##### Working data
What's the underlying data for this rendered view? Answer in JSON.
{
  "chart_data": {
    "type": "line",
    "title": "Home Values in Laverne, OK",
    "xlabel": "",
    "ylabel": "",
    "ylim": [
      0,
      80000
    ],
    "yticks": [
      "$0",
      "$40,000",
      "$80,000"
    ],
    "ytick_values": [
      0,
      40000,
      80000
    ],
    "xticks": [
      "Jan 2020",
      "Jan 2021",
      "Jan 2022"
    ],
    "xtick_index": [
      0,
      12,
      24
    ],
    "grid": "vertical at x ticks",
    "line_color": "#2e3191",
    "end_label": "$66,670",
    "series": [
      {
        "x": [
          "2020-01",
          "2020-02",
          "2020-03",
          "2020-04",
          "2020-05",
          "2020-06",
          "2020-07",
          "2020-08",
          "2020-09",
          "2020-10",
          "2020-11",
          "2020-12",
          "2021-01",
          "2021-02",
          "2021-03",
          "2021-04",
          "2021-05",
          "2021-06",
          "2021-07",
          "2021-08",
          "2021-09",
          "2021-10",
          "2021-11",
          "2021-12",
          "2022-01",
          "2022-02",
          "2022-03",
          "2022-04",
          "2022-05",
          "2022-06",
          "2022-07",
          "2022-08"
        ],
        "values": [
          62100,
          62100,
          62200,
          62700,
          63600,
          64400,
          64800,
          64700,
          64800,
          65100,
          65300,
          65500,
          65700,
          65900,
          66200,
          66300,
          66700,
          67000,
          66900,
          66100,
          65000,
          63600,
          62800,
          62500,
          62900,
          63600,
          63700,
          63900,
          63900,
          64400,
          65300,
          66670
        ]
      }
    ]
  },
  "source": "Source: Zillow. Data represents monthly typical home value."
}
##########
##### Working data
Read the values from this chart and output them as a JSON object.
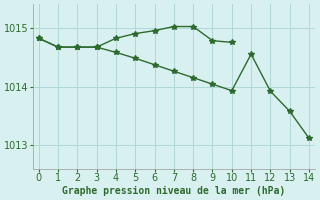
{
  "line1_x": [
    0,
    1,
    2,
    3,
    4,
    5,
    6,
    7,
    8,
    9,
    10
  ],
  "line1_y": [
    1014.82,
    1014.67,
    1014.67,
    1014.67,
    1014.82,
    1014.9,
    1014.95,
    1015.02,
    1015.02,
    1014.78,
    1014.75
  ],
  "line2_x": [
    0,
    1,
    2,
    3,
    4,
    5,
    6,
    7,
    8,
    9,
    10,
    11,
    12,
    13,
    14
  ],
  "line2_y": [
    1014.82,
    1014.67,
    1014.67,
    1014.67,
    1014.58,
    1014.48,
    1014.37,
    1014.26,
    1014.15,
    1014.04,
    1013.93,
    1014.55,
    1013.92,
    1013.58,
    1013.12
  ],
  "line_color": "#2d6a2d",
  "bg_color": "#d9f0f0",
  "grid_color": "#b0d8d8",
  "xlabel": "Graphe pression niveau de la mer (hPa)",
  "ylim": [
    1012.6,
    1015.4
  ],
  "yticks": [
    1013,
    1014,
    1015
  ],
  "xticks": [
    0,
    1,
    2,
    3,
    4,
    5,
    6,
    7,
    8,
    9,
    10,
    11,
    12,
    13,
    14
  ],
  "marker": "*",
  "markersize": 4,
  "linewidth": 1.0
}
##########
**Your task**. In the records above, how many lines hold the string "xlabel"? Reply with only the number.

**Output below**. 2